From the passage on arbitrating landlord-tenant disputes, print the section that starts at "80. In view" and stops after "rights and obligations.", word for word.

■ **Source extract**:

____________

80. In view of the aforesaid, we overrule the ratio laid down in
Himangni Enterprises and hold that landlord-tenant disputes are
arbitrable as the Transfer of Property Act does not forbid or
foreclose arbitration. However, landlord-tenant disputes covered
and governed by rent control legislation would not be arbitrable
when specific court or forum has been given exclusive
jurisdiction to apply and decide special rights and obligations.
Such rights and obligations can only be adjudicated and enforced
by the specified court/forum, and not through arbitration.”

____________

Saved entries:
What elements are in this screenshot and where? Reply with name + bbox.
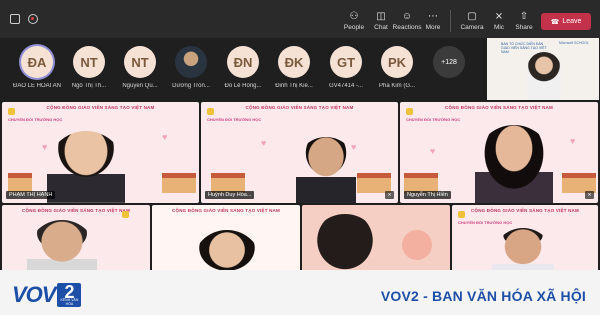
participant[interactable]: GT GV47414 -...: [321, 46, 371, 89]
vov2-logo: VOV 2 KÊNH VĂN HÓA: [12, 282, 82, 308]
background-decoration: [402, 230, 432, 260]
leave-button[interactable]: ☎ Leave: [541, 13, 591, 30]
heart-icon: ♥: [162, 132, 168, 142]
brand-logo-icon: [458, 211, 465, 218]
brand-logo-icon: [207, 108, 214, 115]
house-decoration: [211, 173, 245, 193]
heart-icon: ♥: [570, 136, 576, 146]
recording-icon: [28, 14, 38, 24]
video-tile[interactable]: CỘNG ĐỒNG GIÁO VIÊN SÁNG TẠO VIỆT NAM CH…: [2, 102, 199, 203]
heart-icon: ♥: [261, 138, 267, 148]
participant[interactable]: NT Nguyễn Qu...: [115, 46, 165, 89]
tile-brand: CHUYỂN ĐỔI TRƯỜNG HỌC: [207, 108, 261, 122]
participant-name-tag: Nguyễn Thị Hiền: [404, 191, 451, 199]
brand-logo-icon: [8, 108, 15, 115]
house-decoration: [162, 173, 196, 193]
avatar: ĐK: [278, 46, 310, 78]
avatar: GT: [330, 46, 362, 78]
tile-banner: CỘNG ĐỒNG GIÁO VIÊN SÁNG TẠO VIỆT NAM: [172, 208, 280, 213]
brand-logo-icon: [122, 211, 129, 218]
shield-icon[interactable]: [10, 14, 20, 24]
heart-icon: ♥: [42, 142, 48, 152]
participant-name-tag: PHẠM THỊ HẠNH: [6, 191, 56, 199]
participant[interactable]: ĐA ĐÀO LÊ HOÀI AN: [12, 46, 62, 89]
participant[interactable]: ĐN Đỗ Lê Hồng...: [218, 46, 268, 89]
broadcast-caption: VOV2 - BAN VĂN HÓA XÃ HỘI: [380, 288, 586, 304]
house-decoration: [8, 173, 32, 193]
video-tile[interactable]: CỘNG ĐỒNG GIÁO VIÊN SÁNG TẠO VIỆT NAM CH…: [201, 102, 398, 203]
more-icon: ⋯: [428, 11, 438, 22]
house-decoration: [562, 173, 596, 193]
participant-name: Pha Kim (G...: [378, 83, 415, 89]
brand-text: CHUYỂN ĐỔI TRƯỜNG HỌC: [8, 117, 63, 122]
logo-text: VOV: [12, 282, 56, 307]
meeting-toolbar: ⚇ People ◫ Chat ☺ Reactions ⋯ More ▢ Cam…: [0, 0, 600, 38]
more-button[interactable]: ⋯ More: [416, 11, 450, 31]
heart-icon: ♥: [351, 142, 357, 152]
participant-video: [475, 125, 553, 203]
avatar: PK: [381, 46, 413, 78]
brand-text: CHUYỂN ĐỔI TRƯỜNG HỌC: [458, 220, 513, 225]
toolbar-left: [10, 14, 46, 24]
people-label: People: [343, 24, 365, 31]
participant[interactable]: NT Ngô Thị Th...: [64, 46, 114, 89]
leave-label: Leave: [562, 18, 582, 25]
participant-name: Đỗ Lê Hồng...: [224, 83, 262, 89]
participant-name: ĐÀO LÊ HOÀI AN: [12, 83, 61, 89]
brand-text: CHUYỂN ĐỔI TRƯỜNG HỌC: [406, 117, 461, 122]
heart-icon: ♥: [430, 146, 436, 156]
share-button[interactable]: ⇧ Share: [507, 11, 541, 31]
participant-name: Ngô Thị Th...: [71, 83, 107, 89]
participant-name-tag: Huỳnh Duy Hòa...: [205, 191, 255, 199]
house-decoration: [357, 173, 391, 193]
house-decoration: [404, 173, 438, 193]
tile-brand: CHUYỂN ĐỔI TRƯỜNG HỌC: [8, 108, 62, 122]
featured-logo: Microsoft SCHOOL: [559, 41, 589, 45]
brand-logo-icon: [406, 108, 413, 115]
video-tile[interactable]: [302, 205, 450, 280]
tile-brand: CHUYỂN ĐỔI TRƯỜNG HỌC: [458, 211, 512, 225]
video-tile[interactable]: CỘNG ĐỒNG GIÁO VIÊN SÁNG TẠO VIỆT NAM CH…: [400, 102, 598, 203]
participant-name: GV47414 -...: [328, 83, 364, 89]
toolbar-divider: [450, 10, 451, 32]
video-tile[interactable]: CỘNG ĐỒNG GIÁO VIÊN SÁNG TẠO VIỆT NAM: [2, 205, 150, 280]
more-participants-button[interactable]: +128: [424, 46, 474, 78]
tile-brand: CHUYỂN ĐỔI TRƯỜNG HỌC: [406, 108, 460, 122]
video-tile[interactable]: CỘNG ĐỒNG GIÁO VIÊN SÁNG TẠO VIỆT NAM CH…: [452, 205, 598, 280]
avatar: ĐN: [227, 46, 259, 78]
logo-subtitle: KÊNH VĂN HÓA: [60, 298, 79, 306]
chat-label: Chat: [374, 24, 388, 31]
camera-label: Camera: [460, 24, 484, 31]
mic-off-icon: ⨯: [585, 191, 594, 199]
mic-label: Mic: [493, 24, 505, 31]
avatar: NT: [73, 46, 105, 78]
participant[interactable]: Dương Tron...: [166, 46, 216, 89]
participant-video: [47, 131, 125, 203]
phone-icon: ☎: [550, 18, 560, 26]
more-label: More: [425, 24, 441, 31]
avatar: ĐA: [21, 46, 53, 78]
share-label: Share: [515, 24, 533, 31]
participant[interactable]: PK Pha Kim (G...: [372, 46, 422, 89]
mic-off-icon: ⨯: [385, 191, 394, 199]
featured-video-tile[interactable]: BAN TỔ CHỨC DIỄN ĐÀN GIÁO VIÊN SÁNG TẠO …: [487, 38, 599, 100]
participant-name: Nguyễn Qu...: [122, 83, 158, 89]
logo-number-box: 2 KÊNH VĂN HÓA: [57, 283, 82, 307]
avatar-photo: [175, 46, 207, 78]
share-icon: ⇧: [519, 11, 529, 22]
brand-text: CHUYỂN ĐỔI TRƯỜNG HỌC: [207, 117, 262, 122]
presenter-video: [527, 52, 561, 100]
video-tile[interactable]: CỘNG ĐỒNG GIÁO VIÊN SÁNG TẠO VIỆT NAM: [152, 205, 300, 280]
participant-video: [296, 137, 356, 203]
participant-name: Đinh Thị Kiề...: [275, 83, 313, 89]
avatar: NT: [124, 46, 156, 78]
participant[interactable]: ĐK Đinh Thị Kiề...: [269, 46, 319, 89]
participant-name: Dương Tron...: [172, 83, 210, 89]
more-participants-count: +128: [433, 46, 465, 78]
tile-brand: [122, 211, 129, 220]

____________

■ **Expected answer**:
80. In view of the aforesaid, we overrule the ratio laid down in
Himangni Enterprises and hold that landlord-tenant disputes are
arbitrable as the Transfer of Property Act does not forbid or
foreclose arbitration. However, landlord-tenant disputes covered
and governed by rent control legislation would not be arbitrable
when specific court or forum has been given exclusive
jurisdiction to apply and decide special rights and obligations.